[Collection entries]
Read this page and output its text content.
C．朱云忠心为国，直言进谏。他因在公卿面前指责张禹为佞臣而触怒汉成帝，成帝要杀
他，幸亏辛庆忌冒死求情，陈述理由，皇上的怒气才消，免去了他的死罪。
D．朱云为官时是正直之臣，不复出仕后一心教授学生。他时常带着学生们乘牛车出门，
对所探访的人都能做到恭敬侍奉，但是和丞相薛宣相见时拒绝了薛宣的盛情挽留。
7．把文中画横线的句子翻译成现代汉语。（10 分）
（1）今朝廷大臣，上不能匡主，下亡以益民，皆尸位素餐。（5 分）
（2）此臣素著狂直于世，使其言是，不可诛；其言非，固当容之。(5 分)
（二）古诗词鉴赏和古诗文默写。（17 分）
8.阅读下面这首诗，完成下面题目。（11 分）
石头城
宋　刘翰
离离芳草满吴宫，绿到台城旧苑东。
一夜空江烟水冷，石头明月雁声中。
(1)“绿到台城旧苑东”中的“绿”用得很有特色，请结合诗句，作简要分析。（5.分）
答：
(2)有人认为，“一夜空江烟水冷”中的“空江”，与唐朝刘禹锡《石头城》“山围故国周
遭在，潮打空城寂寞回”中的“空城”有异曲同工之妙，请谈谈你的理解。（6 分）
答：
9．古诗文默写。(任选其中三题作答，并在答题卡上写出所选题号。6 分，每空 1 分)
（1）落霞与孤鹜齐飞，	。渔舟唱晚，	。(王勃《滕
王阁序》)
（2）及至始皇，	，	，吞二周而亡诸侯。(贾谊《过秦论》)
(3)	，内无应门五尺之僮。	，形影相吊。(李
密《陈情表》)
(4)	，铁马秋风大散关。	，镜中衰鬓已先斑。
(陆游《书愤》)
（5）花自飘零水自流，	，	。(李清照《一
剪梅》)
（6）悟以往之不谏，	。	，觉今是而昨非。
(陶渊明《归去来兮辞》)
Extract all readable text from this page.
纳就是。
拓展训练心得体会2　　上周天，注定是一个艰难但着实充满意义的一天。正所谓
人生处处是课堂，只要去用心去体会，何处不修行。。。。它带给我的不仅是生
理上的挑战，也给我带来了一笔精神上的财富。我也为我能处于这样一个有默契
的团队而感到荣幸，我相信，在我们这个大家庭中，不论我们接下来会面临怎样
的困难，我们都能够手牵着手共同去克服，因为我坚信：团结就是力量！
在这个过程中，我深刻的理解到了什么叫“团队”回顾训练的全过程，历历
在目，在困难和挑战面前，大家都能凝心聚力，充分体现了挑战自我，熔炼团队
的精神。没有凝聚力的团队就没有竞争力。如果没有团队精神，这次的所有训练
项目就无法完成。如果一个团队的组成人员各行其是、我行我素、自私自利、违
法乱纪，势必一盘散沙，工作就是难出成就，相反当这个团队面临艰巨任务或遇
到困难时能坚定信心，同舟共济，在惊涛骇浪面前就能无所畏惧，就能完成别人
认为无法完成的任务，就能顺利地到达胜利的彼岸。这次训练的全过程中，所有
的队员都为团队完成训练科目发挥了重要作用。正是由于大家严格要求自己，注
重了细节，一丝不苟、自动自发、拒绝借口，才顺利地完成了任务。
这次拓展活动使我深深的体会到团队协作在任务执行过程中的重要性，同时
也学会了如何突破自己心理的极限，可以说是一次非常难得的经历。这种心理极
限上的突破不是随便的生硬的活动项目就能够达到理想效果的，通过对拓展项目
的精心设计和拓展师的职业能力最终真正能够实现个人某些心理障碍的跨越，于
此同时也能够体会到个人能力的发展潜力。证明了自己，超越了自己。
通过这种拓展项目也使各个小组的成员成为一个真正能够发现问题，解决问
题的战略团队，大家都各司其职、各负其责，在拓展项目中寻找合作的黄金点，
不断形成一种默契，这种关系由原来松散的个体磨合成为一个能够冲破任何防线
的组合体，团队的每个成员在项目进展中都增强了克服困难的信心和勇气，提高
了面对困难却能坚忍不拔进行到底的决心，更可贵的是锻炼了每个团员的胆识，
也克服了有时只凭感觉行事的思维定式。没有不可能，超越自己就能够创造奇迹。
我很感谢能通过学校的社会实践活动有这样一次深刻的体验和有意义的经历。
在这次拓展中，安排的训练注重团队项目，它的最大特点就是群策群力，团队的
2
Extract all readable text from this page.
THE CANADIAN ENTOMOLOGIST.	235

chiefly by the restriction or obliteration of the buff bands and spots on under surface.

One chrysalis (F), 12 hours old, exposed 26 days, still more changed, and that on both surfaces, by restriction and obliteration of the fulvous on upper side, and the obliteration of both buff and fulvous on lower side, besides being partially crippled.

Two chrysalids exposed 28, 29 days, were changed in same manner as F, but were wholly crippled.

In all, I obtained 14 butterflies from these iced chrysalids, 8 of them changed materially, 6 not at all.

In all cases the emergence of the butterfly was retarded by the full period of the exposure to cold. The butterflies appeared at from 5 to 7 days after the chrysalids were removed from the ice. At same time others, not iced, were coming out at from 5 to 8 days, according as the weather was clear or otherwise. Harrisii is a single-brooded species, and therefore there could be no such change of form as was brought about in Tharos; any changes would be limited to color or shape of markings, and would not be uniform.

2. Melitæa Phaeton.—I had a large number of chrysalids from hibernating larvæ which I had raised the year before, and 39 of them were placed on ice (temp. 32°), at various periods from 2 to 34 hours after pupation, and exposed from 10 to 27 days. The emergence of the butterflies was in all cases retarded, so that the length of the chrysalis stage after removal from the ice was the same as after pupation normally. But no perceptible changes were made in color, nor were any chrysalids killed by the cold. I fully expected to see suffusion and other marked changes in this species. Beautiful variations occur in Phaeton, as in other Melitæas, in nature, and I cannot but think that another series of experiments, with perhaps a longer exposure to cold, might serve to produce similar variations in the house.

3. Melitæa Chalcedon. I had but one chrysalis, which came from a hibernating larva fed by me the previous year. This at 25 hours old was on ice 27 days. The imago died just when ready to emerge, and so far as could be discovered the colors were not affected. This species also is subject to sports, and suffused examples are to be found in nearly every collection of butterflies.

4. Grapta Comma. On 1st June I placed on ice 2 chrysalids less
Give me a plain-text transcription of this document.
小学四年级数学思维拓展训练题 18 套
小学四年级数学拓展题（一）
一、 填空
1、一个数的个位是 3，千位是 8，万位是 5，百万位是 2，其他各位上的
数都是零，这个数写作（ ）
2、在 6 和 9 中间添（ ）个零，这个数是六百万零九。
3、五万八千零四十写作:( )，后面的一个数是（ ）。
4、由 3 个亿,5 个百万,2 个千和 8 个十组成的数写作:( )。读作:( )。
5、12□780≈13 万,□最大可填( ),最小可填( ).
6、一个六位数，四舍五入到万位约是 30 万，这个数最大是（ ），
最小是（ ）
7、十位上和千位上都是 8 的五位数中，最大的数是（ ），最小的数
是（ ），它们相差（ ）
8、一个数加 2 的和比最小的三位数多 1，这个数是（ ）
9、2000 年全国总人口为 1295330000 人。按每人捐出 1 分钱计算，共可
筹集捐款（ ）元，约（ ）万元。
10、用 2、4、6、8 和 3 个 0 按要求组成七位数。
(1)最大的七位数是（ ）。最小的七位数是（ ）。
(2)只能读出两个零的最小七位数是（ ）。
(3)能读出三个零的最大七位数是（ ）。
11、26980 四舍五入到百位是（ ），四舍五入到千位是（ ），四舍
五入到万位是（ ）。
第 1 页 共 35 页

TASK PROMPT. Identify and copy all lines with the word "text".

PROBLEM SOLUTION.
Read this page and output its text content.
Extract all readable text from this page.
Extract all readable text from this page.
Give me a plain-text transcription of this document.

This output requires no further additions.